• **REQUIRED TASK**:
Print all of the entries exactly, minus the pictures.

• **LISTED ENTRIES**:
□ □ □ □
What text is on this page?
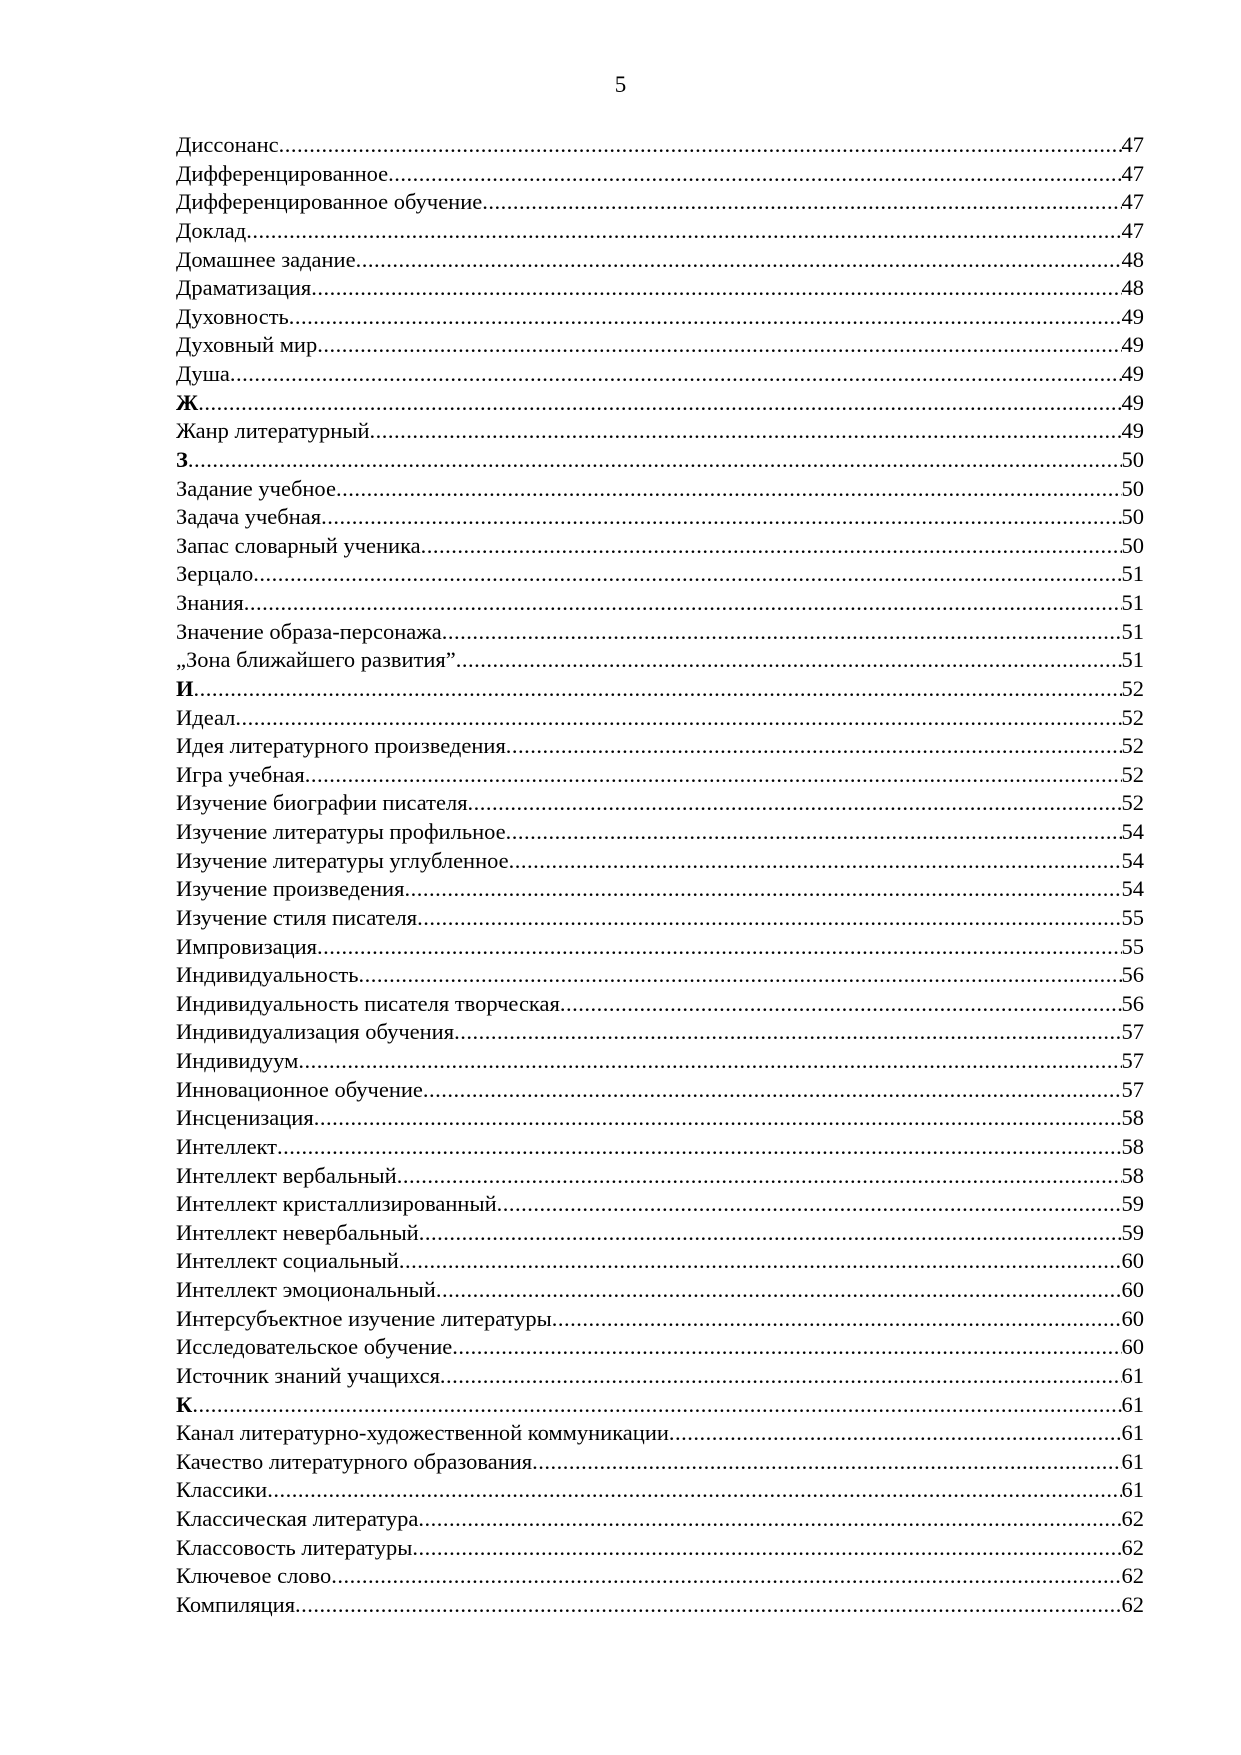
5
Диссонанс .....	47
Дифференцированное .....	47
Дифференцированное обучение .....	47
Доклад .....	47
Домашнее задание .....	48
Драматизация .....	48
Духовность .....	49
Духовный мир .....	49
Душа .....	49
Ж .....	49
Жанр литературный .....	49
З .....	50
Задание учебное .....	50
Задача учебная .....	50
Запас словарный ученика .....	50
Зерцало .....	51
Знания .....	51
Значение образа-персонажа .....	51
„Зона ближайшего развития” .....	51
И .....	52
Идеал .....	52
Идея литературного произведения .....	52
Игра учебная .....	52
Изучение биографии писателя .....	52
Изучение литературы профильное .....	54
Изучение литературы углубленное .....	54
Изучение произведения .....	54
Изучение стиля писателя .....	55
Импровизация .....	55
Индивидуальность .....	56
Индивидуальность писателя творческая .....	56
Индивидуализация обучения .....	57
Индивидуум .....	57
Инновационное обучение .....	57
Инсценизация .....	58
Интеллект .....	58
Интеллект вербальный .....	58
Интеллект кристаллизированный .....	59
Интеллект невербальный .....	59
Интеллект социальный .....	60
Интеллект эмоциональный .....	60
Интерсубъектное изучение литературы .....	60
Исследовательское обучение .....	60
Источник знаний учащихся .....	61
К .....	61
Канал литературно-художественной коммуникации .....	61
Качество литературного образования .....	61
Классики .....	61
Классическая литература .....	62
Классовость литературы .....	62
Ключевое слово .....	62
Компиляция .....	62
□ □ □ □
• **ANSWER BELOW**:
What text is on this page?
5
Диссонанс .....	47
Дифференцированное .....	47
Дифференцированное обучение .....	47
Доклад .....	47
Домашнее задание .....	48
Драматизация .....	48
Духовность .....	49
Духовный мир .....	49
Душа .....	49
Ж .....	49
Жанр литературный .....	49
З .....	50
Задание учебное .....	50
Задача учебная .....	50
Запас словарный ученика .....	50
Зерцало .....	51
Знания .....	51
Значение образа-персонажа .....	51
„Зона ближайшего развития” .....	51
И .....	52
Идеал .....	52
Идея литературного произведения .....	52
Игра учебная .....	52
Изучение биографии писателя .....	52
Изучение литературы профильное .....	54
Изучение литературы углубленное .....	54
Изучение произведения .....	54
Изучение стиля писателя .....	55
Импровизация .....	55
Индивидуальность .....	56
Индивидуальность писателя творческая .....	56
Индивидуализация обучения .....	57
Индивидуум .....	57
Инновационное обучение .....	57
Инсценизация .....	58
Интеллект .....	58
Интеллект вербальный .....	58
Интеллект кристаллизированный .....	59
Интеллект невербальный .....	59
Интеллект социальный .....	60
Интеллект эмоциональный .....	60
Интерсубъектное изучение литературы .....	60
Исследовательское обучение .....	60
Источник знаний учащихся .....	61
К .....	61
Канал литературно-художественной коммуникации .....	61
Качество литературного образования .....	61
Классики .....	61
Классическая литература .....	62
Классовость литературы .....	62
Ключевое слово .....	62
Компиляция .....	62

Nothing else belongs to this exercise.